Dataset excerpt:
★ ★ ★ ★ ★ ★ ★

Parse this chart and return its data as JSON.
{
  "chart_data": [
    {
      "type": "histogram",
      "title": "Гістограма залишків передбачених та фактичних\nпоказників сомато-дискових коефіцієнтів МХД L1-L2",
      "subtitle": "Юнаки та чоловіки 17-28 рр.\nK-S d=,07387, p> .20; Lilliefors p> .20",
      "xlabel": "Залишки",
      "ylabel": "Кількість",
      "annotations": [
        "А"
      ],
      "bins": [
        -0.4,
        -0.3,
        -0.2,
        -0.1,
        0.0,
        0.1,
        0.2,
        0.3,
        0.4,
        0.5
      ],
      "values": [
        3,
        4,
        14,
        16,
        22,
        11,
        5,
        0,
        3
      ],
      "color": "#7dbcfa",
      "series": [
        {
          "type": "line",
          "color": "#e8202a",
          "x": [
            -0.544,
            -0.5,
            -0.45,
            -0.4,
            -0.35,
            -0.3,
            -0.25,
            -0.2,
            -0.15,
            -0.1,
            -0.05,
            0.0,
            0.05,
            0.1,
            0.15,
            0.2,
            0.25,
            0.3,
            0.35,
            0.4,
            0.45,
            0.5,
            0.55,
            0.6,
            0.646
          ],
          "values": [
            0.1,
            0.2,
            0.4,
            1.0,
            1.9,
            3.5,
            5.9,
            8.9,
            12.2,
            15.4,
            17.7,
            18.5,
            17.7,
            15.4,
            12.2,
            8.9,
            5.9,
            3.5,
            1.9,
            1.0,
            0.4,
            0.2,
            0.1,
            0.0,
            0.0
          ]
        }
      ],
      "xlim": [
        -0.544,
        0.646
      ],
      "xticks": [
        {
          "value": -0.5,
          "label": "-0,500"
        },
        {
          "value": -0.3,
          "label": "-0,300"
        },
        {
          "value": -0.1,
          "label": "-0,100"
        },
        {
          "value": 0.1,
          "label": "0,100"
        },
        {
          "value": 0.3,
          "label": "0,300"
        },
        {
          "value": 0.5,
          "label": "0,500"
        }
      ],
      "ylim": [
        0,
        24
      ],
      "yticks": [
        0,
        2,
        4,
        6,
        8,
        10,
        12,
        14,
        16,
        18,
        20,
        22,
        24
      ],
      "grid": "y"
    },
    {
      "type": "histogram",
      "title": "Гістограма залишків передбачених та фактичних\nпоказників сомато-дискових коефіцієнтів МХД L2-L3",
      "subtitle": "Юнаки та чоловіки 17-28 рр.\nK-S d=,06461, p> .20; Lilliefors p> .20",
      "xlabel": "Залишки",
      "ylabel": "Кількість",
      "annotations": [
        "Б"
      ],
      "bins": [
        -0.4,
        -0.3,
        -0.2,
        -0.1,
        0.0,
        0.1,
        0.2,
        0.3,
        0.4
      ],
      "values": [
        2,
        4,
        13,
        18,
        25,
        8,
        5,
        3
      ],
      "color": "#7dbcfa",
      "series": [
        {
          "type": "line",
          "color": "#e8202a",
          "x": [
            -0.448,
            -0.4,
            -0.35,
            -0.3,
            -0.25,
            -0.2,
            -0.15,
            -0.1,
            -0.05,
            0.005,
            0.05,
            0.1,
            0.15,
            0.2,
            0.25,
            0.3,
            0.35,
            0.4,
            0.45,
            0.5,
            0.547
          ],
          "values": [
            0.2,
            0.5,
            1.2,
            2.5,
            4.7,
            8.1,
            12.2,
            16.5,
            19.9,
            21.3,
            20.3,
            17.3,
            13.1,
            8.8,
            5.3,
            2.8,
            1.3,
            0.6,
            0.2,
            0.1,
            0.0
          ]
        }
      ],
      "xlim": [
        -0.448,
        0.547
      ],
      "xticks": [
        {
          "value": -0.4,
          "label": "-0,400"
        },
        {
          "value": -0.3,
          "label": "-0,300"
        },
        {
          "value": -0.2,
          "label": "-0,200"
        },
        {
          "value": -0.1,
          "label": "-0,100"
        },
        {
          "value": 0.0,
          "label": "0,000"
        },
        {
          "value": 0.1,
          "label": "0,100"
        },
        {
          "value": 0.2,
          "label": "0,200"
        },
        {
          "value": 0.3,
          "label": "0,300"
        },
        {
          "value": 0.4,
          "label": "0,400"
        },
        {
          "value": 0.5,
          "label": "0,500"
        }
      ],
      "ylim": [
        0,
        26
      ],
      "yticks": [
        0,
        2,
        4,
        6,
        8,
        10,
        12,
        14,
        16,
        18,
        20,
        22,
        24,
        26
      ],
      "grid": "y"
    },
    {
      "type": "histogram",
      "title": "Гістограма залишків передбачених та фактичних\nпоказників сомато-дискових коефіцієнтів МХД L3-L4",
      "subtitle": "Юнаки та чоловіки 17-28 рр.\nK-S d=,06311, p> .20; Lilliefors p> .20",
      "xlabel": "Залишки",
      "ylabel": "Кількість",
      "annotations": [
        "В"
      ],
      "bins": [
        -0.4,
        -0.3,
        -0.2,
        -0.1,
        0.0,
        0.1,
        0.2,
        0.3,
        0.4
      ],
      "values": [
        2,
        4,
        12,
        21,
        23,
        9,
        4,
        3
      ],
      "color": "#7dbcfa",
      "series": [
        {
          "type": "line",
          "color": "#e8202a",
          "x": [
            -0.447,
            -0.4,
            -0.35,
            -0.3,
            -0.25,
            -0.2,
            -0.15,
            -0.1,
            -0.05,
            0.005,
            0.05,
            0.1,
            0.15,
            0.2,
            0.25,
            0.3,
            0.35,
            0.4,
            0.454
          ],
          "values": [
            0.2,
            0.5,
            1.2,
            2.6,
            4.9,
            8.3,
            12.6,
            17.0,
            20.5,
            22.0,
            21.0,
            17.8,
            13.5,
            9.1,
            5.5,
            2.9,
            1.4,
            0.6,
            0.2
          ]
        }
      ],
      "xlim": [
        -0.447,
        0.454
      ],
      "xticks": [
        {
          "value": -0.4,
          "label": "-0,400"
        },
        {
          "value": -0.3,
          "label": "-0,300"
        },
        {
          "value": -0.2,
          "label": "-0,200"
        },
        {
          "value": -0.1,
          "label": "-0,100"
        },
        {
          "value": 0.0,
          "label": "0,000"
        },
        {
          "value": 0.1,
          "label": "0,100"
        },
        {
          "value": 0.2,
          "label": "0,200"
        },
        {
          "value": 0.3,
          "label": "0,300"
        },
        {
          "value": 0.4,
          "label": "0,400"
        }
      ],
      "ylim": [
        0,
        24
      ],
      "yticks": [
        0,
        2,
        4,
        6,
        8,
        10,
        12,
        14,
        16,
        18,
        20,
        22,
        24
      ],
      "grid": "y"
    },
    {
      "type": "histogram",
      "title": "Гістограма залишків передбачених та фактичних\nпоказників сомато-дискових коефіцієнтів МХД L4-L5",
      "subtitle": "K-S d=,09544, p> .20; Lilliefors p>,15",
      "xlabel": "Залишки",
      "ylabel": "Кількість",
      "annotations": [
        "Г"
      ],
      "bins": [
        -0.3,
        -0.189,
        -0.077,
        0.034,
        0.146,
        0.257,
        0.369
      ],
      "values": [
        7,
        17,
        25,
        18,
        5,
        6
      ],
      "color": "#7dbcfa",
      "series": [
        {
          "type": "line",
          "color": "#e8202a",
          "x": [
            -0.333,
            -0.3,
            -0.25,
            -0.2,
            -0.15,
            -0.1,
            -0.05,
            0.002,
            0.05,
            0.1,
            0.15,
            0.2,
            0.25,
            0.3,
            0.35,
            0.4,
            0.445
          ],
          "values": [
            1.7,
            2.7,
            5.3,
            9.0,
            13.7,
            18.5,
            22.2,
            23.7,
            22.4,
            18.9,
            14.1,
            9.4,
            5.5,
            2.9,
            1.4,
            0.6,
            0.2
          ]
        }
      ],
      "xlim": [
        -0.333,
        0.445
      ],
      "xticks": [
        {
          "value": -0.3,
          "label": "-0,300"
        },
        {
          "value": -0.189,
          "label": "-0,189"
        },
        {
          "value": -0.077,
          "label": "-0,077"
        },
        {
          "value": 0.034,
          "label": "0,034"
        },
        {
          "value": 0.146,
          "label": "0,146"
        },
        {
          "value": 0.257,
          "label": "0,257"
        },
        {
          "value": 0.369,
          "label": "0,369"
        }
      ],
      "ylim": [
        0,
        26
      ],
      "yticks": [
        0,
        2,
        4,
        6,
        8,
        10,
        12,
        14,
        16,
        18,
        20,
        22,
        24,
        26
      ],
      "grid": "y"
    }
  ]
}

★ ★ ★ ★ ★ ★ ★

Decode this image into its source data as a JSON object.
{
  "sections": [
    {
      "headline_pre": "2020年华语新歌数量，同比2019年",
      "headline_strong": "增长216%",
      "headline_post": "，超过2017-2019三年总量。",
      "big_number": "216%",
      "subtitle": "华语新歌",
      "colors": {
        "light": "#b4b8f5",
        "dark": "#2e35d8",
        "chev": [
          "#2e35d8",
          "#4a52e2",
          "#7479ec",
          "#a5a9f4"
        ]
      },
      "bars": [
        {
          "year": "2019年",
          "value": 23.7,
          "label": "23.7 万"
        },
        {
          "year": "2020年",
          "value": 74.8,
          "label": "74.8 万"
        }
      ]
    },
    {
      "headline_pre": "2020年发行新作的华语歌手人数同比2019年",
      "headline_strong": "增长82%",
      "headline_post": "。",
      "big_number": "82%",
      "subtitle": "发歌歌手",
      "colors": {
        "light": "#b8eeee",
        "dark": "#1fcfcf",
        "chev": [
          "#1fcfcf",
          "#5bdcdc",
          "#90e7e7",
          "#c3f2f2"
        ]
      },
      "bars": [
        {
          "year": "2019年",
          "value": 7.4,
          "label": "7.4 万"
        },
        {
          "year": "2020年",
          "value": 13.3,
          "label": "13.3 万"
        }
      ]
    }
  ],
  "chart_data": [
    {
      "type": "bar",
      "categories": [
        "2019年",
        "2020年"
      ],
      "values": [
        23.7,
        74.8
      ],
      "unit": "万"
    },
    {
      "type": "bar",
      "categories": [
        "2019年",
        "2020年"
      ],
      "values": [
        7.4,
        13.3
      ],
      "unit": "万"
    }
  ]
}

★ ★ ★ ★ ★ ★ ★

▶ **What is required**
Using the entries above, return each line that includes the word "Гістограма".

▶ **Answer to the task**
      "title": "Гістограма залишків передбачених та фактичних\nпоказників сомато-дискових коефіцієнтів МХД L1-L2",
      "title": "Гістограма залишків передбачених та фактичних\nпоказників сомато-дискових коефіцієнтів МХД L2-L3",
      "title": "Гістограма залишків передбачених та фактичних\nпоказників сомато-дискових коефіцієнтів МХД L3-L4",
      "title": "Гістограма залишків передбачених та фактичних\nпоказників сомато-дискових коефіцієнтів МХД L4-L5",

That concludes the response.